DATASET RECORDS >>
* * * *

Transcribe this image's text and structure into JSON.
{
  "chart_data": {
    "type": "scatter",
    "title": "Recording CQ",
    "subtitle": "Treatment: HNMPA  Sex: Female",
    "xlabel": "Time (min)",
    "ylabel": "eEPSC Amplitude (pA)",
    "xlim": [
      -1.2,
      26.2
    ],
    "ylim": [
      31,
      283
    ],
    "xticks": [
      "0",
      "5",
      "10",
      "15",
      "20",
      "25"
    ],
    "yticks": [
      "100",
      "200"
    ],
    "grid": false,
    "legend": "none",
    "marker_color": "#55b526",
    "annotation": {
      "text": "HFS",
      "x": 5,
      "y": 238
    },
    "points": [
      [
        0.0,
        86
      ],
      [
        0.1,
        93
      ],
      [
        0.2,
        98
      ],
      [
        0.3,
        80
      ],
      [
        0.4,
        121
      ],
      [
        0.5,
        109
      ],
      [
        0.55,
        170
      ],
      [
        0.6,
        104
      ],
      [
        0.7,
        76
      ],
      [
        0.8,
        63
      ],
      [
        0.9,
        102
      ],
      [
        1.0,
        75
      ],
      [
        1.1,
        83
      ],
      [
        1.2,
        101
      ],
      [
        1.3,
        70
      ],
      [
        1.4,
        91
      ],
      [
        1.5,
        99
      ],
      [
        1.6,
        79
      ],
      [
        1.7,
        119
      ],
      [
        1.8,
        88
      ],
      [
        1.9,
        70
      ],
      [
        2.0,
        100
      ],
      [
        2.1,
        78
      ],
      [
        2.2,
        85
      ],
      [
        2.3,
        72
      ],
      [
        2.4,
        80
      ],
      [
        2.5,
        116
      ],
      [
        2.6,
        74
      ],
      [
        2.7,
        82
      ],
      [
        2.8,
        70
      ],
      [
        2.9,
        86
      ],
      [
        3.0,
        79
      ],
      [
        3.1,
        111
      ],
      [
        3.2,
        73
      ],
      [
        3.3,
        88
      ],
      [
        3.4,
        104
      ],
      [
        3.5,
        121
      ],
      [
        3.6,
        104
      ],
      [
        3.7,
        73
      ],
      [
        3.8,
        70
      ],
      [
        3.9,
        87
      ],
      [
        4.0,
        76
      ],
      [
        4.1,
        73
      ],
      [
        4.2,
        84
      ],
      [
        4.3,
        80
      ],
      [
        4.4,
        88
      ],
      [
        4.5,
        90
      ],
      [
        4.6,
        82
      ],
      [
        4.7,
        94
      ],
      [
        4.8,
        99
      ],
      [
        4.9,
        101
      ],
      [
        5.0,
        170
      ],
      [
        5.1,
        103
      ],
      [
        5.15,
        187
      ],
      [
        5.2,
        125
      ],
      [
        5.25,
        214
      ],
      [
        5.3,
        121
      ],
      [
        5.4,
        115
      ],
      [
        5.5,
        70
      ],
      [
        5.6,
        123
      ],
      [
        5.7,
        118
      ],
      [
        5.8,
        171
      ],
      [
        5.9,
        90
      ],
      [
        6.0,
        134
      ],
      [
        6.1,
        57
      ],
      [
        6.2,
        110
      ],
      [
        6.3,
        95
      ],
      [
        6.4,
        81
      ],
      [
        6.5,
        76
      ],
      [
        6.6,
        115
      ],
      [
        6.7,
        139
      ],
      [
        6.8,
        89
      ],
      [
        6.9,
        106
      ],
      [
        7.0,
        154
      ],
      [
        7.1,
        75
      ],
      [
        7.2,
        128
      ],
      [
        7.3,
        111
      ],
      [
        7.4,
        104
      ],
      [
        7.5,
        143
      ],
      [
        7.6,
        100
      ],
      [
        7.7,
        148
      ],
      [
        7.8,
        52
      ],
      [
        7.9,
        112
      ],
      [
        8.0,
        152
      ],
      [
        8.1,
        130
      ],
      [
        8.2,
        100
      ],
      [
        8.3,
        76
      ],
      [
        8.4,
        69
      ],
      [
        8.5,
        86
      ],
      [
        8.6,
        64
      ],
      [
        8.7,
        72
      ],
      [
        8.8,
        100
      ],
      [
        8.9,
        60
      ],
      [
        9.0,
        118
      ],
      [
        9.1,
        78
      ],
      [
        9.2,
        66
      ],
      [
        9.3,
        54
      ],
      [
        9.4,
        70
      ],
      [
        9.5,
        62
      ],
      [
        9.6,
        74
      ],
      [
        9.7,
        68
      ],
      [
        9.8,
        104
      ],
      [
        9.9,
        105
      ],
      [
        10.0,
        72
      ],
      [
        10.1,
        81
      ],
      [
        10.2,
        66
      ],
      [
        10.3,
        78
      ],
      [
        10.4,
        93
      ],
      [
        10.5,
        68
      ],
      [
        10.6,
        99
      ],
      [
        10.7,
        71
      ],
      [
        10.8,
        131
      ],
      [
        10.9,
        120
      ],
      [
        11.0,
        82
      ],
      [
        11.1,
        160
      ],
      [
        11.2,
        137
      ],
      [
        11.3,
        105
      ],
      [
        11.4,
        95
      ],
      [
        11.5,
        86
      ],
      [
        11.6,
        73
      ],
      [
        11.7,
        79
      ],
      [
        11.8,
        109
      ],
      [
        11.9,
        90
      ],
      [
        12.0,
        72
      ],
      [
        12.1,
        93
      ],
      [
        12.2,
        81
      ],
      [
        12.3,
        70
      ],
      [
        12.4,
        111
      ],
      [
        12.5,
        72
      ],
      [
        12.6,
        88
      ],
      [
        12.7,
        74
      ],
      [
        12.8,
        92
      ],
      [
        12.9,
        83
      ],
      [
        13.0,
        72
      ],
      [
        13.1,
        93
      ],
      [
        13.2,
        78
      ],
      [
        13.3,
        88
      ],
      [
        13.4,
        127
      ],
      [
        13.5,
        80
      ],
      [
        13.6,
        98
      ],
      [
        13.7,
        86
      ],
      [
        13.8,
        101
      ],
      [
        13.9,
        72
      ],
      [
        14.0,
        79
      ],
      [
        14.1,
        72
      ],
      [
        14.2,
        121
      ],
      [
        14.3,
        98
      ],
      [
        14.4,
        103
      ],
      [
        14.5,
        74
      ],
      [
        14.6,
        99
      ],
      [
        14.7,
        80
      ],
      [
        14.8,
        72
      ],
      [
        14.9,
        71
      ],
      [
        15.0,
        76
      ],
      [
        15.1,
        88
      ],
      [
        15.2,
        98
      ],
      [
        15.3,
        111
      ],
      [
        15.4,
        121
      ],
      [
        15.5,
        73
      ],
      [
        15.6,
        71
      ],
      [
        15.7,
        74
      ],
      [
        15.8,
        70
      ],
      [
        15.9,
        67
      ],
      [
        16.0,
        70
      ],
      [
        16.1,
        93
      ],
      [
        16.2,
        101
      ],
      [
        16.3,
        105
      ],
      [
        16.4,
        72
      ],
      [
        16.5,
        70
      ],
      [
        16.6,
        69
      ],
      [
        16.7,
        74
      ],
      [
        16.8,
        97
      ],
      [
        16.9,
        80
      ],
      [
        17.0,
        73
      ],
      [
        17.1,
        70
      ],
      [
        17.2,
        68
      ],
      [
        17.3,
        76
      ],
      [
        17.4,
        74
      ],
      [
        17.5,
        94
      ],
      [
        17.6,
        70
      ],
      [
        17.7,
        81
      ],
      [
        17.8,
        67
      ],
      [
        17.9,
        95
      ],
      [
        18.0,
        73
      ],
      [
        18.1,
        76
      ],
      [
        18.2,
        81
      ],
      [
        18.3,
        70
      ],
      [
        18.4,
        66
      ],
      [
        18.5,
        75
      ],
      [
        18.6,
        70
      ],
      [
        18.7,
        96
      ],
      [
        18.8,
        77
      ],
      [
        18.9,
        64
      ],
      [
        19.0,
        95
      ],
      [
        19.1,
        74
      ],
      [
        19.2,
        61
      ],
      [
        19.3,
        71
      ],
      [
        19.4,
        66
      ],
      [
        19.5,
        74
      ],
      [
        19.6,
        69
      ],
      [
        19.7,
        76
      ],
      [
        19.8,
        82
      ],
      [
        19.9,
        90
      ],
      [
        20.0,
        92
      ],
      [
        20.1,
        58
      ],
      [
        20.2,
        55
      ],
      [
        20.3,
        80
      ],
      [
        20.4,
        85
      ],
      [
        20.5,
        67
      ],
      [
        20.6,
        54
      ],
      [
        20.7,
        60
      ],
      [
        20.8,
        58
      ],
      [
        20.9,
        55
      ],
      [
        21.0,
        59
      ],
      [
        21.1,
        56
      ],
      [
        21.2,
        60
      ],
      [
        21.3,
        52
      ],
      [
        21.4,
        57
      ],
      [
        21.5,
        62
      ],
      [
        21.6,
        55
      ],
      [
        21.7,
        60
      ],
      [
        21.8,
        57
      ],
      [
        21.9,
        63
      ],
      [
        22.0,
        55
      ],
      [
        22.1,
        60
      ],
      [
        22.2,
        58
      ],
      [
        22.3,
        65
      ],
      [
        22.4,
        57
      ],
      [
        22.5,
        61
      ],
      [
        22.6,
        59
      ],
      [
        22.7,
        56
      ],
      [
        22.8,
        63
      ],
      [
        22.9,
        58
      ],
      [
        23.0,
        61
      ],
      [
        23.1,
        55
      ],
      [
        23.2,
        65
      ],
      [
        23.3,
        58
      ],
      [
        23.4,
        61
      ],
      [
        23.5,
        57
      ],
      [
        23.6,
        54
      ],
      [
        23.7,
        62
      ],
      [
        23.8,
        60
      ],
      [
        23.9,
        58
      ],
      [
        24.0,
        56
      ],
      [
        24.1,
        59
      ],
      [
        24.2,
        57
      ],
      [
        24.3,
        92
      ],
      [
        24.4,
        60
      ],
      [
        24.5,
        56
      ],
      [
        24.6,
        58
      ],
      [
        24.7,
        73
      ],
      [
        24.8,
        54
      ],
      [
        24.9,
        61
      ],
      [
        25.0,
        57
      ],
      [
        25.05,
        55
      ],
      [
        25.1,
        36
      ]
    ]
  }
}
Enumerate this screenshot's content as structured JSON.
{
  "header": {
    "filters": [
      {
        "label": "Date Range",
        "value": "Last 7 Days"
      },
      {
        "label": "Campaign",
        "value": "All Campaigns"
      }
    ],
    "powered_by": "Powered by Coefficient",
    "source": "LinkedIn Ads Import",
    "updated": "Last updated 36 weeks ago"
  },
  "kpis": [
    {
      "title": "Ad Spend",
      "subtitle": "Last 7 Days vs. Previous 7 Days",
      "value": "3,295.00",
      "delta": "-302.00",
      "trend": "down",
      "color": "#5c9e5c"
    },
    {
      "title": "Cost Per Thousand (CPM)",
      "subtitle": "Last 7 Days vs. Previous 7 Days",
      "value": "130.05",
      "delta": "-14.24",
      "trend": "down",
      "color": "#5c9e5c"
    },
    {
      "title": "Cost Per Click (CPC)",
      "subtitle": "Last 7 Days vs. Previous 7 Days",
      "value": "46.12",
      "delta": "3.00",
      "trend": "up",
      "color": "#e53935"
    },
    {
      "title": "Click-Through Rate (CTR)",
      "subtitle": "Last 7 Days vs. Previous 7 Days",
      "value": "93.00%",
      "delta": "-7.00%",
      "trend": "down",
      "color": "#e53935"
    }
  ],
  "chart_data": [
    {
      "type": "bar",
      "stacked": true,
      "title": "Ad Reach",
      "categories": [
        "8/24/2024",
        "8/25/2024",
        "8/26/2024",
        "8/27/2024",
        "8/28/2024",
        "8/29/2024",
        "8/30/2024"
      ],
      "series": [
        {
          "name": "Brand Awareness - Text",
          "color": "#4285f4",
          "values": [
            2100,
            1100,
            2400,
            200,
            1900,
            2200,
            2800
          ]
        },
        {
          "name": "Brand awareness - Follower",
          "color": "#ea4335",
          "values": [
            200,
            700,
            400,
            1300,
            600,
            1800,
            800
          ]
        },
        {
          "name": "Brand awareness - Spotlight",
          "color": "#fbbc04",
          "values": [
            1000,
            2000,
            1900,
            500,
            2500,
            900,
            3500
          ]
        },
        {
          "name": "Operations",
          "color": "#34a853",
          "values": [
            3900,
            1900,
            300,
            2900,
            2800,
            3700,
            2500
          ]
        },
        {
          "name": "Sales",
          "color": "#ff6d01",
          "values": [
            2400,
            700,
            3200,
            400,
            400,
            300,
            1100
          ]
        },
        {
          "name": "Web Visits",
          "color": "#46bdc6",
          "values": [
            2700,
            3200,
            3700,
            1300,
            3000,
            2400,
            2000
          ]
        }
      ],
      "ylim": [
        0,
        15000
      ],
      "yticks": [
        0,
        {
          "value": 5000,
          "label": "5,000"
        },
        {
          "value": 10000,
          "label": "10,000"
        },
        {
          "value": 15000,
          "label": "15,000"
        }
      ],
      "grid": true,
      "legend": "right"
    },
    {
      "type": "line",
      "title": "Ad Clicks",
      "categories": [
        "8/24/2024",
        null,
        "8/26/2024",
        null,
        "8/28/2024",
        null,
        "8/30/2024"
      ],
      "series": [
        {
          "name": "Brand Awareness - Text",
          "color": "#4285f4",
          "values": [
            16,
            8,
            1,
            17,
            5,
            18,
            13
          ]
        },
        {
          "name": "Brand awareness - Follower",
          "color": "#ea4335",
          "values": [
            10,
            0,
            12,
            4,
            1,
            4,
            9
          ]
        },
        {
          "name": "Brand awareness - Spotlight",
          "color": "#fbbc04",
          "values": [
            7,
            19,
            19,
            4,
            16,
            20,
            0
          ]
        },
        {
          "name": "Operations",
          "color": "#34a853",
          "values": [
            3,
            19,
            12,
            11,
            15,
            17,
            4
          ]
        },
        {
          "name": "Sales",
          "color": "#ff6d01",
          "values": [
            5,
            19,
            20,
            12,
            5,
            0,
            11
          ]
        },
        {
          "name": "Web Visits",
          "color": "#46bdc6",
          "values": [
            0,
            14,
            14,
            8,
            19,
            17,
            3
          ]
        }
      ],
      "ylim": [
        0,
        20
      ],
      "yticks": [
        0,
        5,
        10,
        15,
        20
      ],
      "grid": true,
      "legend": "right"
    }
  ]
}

* * * *

OBJECTIVE >> From the entries above, return each line with the word "delta" in it.

THE COMPLETED TASK >>
      "delta": "-302.00",
      "delta": "-14.24",
      "delta": "3.00",
      "delta": "-7.00%",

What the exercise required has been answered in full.